THE INPUT >>
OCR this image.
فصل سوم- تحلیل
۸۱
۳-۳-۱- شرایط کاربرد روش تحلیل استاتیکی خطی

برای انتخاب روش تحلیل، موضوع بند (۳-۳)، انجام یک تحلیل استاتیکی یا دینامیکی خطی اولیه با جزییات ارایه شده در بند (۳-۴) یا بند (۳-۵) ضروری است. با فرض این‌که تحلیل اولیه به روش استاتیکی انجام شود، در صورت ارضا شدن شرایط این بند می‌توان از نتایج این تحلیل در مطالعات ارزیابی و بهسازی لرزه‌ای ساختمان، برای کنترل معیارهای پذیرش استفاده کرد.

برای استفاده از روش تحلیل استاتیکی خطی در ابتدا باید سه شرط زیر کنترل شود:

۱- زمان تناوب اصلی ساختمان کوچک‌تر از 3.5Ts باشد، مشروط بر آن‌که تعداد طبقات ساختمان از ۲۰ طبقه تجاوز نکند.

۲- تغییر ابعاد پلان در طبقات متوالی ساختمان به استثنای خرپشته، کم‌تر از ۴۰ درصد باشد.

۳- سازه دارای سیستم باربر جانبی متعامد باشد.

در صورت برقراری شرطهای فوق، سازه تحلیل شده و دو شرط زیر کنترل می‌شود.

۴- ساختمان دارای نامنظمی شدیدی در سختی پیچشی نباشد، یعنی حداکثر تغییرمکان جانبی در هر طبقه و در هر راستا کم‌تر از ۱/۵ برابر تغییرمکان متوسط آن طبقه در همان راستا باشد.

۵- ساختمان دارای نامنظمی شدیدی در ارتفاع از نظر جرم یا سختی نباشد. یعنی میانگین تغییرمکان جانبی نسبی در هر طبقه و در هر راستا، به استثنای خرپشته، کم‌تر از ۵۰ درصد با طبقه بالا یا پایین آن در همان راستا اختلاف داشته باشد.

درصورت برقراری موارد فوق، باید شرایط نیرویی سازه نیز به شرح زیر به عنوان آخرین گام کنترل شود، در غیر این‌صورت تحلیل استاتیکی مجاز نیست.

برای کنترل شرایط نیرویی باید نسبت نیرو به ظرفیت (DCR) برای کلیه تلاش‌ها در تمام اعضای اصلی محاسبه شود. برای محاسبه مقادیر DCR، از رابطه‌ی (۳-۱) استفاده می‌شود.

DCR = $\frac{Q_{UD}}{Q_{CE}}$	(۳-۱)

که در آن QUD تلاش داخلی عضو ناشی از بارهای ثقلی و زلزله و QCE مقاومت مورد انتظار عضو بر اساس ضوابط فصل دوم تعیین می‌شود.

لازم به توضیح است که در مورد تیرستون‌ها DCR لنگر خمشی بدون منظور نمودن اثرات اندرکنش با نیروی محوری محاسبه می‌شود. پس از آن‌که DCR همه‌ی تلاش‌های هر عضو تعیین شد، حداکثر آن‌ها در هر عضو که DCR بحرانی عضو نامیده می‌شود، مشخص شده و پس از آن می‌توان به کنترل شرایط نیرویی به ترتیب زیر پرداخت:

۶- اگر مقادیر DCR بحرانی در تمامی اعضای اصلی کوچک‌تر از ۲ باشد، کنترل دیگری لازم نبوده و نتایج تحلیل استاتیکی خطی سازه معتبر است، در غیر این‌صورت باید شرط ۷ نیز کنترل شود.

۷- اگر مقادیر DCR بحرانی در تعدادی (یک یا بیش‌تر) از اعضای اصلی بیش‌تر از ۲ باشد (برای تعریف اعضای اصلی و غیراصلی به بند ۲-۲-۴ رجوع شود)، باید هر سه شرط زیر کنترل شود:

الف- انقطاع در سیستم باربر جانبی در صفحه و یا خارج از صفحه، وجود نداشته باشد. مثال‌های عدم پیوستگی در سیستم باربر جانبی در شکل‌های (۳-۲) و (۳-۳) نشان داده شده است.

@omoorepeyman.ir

STATED GOAL >> Word for word, extract all the records.

TASK ANSWER >>
OCR this image.
فصل سوم- تحلیل
۸۱
۳-۳-۱- شرایط کاربرد روش تحلیل استاتیکی خطی

برای انتخاب روش تحلیل، موضوع بند (۳-۳)، انجام یک تحلیل استاتیکی یا دینامیکی خطی اولیه با جزییات ارایه شده در بند (۳-۴) یا بند (۳-۵) ضروری است. با فرض این‌که تحلیل اولیه به روش استاتیکی انجام شود، در صورت ارضا شدن شرایط این بند می‌توان از نتایج این تحلیل در مطالعات ارزیابی و بهسازی لرزه‌ای ساختمان، برای کنترل معیارهای پذیرش استفاده کرد.

برای استفاده از روش تحلیل استاتیکی خطی در ابتدا باید سه شرط زیر کنترل شود:

۱- زمان تناوب اصلی ساختمان کوچک‌تر از 3.5Ts باشد، مشروط بر آن‌که تعداد طبقات ساختمان از ۲۰ طبقه تجاوز نکند.

۲- تغییر ابعاد پلان در طبقات متوالی ساختمان به استثنای خرپشته، کم‌تر از ۴۰ درصد باشد.

۳- سازه دارای سیستم باربر جانبی متعامد باشد.

در صورت برقراری شرطهای فوق، سازه تحلیل شده و دو شرط زیر کنترل می‌شود.

۴- ساختمان دارای نامنظمی شدیدی در سختی پیچشی نباشد، یعنی حداکثر تغییرمکان جانبی در هر طبقه و در هر راستا کم‌تر از ۱/۵ برابر تغییرمکان متوسط آن طبقه در همان راستا باشد.

۵- ساختمان دارای نامنظمی شدیدی در ارتفاع از نظر جرم یا سختی نباشد. یعنی میانگین تغییرمکان جانبی نسبی در هر طبقه و در هر راستا، به استثنای خرپشته، کم‌تر از ۵۰ درصد با طبقه بالا یا پایین آن در همان راستا اختلاف داشته باشد.

درصورت برقراری موارد فوق، باید شرایط نیرویی سازه نیز به شرح زیر به عنوان آخرین گام کنترل شود، در غیر این‌صورت تحلیل استاتیکی مجاز نیست.

برای کنترل شرایط نیرویی باید نسبت نیرو به ظرفیت (DCR) برای کلیه تلاش‌ها در تمام اعضای اصلی محاسبه شود. برای محاسبه مقادیر DCR، از رابطه‌ی (۳-۱) استفاده می‌شود.

DCR = $\frac{Q_{UD}}{Q_{CE}}$	(۳-۱)

که در آن QUD تلاش داخلی عضو ناشی از بارهای ثقلی و زلزله و QCE مقاومت مورد انتظار عضو بر اساس ضوابط فصل دوم تعیین می‌شود.

لازم به توضیح است که در مورد تیرستون‌ها DCR لنگر خمشی بدون منظور نمودن اثرات اندرکنش با نیروی محوری محاسبه می‌شود. پس از آن‌که DCR همه‌ی تلاش‌های هر عضو تعیین شد، حداکثر آن‌ها در هر عضو که DCR بحرانی عضو نامیده می‌شود، مشخص شده و پس از آن می‌توان به کنترل شرایط نیرویی به ترتیب زیر پرداخت:

۶- اگر مقادیر DCR بحرانی در تمامی اعضای اصلی کوچک‌تر از ۲ باشد، کنترل دیگری لازم نبوده و نتایج تحلیل استاتیکی خطی سازه معتبر است، در غیر این‌صورت باید شرط ۷ نیز کنترل شود.

۷- اگر مقادیر DCR بحرانی در تعدادی (یک یا بیش‌تر) از اعضای اصلی بیش‌تر از ۲ باشد (برای تعریف اعضای اصلی و غیراصلی به بند ۲-۲-۴ رجوع شود)، باید هر سه شرط زیر کنترل شود:

الف- انقطاع در سیستم باربر جانبی در صفحه و یا خارج از صفحه، وجود نداشته باشد. مثال‌های عدم پیوستگی در سیستم باربر جانبی در شکل‌های (۳-۲) و (۳-۳) نشان داده شده است.

@omoorepeyman.ir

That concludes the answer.